++++ INPUT ++++

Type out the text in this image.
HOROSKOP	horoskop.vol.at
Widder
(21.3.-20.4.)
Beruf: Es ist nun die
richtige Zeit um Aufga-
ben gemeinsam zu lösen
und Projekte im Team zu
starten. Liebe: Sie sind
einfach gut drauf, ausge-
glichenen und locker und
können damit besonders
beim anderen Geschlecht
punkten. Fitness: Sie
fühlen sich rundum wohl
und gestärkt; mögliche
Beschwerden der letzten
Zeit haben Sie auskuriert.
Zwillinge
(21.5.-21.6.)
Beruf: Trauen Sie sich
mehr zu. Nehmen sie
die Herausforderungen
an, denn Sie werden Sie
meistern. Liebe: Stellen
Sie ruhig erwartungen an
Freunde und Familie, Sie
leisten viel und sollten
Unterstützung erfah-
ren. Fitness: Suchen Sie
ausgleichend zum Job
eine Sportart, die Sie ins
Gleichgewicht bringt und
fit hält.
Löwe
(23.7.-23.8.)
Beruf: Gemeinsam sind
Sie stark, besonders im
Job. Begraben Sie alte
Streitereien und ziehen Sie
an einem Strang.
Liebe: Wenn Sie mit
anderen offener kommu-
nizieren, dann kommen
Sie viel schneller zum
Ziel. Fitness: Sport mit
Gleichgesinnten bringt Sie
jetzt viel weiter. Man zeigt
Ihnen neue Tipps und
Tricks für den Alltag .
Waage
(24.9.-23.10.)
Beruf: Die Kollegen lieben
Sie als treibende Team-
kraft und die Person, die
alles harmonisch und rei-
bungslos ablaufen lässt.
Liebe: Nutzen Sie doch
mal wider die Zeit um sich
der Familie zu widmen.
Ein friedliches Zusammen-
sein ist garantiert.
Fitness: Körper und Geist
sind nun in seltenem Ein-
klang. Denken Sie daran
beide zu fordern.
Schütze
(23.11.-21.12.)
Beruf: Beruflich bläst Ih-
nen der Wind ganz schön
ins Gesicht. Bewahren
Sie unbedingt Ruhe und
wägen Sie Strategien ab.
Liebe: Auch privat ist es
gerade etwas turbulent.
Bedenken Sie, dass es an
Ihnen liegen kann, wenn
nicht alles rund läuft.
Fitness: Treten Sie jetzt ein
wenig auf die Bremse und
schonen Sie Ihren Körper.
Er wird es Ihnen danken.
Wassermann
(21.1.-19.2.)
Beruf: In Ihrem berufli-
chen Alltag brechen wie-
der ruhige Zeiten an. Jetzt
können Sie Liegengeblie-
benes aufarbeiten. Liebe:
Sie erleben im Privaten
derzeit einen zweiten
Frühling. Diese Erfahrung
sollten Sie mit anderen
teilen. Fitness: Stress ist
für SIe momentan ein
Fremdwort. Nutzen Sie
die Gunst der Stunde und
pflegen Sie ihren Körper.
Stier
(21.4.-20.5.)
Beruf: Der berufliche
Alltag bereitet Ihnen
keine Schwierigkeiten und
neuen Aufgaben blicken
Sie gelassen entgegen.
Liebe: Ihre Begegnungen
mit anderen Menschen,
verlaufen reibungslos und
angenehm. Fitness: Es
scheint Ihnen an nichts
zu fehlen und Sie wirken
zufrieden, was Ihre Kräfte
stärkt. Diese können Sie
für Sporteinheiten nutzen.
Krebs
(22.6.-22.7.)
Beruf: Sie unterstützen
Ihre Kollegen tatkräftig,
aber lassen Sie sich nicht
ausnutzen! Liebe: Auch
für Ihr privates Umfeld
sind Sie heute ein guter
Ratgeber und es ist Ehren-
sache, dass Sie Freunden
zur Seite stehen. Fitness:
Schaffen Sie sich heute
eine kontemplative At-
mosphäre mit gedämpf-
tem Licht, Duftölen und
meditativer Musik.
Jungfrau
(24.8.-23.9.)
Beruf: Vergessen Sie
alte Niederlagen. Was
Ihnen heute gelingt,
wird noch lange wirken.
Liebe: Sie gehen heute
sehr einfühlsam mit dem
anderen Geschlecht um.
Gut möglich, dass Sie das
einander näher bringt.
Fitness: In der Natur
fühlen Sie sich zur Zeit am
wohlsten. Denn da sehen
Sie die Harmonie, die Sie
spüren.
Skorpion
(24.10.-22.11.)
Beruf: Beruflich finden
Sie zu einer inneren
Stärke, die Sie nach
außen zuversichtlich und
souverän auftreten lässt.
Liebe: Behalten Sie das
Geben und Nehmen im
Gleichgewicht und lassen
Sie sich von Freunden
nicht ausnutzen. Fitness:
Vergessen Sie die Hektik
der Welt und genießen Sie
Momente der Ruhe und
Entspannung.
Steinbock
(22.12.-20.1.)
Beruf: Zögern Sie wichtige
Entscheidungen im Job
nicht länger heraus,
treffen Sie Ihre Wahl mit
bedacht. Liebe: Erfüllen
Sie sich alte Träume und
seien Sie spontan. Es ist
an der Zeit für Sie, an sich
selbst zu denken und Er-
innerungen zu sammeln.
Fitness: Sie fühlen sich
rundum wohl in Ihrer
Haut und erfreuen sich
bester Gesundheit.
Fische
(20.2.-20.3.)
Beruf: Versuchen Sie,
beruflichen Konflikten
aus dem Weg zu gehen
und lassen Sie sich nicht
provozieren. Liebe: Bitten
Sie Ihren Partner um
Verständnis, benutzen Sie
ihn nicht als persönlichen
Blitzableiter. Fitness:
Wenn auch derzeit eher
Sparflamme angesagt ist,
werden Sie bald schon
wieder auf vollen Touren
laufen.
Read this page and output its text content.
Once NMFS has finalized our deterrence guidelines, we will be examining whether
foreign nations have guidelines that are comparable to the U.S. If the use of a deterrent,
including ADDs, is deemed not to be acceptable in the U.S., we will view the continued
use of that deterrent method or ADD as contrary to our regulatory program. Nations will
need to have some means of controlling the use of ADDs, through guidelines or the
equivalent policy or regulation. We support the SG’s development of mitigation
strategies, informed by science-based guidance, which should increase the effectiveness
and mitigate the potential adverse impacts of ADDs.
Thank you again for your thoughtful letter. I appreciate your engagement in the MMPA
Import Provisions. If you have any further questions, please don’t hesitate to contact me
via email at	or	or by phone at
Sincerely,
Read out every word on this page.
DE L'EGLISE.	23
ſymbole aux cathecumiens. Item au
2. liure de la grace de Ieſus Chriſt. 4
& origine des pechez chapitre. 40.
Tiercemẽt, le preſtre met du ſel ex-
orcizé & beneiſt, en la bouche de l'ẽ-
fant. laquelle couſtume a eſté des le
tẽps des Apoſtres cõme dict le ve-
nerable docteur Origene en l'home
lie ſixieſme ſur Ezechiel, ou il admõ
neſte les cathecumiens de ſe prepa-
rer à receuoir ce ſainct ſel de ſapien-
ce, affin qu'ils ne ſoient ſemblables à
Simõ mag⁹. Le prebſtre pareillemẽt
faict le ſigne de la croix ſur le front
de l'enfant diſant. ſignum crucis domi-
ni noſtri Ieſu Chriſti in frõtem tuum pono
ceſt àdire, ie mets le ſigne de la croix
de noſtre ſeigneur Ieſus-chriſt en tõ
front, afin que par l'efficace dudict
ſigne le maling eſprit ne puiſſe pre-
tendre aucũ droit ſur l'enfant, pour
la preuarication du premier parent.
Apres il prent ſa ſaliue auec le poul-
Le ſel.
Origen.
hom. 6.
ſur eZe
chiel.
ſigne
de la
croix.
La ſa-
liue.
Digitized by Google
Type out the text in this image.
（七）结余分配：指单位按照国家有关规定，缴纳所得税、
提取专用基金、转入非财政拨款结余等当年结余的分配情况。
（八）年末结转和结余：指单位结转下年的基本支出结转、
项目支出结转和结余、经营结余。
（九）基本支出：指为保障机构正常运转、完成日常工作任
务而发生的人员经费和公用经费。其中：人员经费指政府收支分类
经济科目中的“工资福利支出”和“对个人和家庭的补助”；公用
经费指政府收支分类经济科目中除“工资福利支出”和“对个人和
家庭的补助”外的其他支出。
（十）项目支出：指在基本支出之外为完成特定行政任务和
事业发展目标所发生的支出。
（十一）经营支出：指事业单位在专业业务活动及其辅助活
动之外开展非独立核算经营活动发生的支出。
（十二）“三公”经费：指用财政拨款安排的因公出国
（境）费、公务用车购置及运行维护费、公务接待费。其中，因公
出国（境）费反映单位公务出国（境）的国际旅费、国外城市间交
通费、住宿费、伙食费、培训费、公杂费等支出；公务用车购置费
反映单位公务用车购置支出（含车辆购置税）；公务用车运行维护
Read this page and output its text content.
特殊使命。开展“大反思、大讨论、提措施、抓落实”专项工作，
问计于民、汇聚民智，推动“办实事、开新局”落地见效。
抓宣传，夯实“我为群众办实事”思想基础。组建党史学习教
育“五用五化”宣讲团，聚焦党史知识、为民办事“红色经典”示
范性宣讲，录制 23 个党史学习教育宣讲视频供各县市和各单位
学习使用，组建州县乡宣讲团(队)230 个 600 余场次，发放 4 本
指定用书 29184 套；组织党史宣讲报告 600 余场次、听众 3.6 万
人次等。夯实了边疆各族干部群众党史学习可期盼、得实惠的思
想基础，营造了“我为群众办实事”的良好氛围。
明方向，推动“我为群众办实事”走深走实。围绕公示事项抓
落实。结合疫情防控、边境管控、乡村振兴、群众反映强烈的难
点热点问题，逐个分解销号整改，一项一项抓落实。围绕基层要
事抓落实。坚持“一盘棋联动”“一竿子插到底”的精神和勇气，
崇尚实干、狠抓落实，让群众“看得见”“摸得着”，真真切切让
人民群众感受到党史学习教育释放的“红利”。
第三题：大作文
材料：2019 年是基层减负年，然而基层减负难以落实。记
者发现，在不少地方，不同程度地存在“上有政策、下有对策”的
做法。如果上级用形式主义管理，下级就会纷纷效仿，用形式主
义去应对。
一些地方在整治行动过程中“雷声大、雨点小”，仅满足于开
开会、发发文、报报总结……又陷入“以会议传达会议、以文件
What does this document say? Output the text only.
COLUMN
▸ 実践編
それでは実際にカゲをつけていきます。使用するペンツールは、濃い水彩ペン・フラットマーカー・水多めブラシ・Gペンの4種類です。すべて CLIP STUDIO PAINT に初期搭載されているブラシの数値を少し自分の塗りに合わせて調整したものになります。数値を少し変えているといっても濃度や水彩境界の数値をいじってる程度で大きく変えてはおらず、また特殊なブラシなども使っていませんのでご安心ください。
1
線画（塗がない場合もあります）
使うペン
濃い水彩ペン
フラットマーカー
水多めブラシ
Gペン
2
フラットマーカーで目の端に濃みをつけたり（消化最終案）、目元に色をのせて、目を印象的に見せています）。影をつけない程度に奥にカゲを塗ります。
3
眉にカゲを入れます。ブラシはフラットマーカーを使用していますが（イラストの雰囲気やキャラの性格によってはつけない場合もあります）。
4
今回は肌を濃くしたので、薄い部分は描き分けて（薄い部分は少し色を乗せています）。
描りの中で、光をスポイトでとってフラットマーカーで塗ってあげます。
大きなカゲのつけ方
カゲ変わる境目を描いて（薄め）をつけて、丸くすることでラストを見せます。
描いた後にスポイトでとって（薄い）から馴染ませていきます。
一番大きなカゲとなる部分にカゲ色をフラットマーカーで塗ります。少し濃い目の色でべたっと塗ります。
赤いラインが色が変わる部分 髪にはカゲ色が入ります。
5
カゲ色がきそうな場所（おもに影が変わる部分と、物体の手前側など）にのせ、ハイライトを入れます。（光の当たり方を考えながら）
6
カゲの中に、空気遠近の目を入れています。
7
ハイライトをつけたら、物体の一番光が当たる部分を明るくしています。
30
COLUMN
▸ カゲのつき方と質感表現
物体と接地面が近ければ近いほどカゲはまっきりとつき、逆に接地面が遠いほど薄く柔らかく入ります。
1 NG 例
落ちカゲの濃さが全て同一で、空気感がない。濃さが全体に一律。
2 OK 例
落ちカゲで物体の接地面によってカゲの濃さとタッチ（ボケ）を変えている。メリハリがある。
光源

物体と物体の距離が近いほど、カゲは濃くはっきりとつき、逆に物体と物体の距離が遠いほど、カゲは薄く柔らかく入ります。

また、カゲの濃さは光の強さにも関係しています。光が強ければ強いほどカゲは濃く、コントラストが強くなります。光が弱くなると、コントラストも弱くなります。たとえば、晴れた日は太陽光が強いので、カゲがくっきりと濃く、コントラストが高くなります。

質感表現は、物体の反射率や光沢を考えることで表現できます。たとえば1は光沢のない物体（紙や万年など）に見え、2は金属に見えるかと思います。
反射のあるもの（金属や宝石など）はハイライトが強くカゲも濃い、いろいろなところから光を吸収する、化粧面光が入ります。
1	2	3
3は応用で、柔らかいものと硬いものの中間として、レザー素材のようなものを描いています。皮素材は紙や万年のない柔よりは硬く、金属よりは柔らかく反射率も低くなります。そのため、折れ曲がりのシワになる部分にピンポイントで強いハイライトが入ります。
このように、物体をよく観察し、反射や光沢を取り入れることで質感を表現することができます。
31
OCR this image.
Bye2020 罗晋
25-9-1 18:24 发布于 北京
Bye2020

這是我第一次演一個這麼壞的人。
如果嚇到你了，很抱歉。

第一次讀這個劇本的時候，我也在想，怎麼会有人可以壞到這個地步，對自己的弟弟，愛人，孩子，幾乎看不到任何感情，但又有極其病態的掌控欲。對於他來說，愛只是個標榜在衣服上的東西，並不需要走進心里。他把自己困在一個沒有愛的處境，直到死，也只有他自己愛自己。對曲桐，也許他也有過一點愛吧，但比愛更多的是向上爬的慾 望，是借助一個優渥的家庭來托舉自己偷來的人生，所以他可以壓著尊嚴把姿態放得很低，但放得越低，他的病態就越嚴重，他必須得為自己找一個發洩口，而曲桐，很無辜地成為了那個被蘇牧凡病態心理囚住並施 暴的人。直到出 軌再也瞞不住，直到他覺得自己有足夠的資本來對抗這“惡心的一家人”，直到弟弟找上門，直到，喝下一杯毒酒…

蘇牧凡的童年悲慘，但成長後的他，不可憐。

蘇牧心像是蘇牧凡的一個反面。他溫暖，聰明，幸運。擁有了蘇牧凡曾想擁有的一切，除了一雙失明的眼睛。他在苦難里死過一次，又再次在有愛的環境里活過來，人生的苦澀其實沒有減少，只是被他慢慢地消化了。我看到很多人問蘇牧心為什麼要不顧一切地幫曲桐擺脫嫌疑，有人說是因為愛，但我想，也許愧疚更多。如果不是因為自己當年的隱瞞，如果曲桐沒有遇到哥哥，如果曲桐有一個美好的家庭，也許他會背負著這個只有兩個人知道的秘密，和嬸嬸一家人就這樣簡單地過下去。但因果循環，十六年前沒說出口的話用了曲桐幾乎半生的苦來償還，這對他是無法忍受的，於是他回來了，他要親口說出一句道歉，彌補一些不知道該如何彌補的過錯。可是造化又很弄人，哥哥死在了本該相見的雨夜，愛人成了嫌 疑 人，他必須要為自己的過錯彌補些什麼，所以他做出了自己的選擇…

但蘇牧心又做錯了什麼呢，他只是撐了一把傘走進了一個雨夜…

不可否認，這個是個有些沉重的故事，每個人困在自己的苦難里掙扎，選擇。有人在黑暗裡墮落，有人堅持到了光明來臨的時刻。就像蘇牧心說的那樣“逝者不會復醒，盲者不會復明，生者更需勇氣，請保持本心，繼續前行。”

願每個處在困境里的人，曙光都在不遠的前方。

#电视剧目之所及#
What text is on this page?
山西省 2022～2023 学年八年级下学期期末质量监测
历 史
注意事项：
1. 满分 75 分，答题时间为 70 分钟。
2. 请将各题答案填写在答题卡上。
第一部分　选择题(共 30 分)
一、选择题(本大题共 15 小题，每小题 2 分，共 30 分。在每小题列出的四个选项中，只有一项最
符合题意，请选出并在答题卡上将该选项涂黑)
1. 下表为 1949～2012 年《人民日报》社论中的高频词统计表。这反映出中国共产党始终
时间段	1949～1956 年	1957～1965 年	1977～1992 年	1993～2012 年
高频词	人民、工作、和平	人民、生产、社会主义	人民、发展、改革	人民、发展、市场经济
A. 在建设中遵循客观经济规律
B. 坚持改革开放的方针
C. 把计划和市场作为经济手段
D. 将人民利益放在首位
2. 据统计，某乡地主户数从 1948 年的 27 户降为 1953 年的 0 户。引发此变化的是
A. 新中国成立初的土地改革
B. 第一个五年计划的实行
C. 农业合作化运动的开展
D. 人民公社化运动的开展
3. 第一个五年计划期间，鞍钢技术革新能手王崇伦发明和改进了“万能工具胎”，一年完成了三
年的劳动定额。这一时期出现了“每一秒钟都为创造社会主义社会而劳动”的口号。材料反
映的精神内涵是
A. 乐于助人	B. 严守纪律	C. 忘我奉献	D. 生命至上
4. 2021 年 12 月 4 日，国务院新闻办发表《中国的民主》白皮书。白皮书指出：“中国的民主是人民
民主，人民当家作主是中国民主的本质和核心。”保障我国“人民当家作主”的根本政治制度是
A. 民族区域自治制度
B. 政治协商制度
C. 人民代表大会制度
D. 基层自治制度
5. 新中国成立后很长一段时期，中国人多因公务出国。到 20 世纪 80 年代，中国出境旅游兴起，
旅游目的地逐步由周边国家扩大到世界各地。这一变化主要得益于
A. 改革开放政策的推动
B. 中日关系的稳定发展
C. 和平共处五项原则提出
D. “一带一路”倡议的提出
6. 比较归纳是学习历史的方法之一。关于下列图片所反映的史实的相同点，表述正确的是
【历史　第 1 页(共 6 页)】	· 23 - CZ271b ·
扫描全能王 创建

++++

* **EXERCISE OBJECTIVE**
From the data above, pick out each line containing "wirken" and copy it.

* **SOLUTION TO THIS TASK**
zu fehlen und Sie wirken
wird noch lange wirken.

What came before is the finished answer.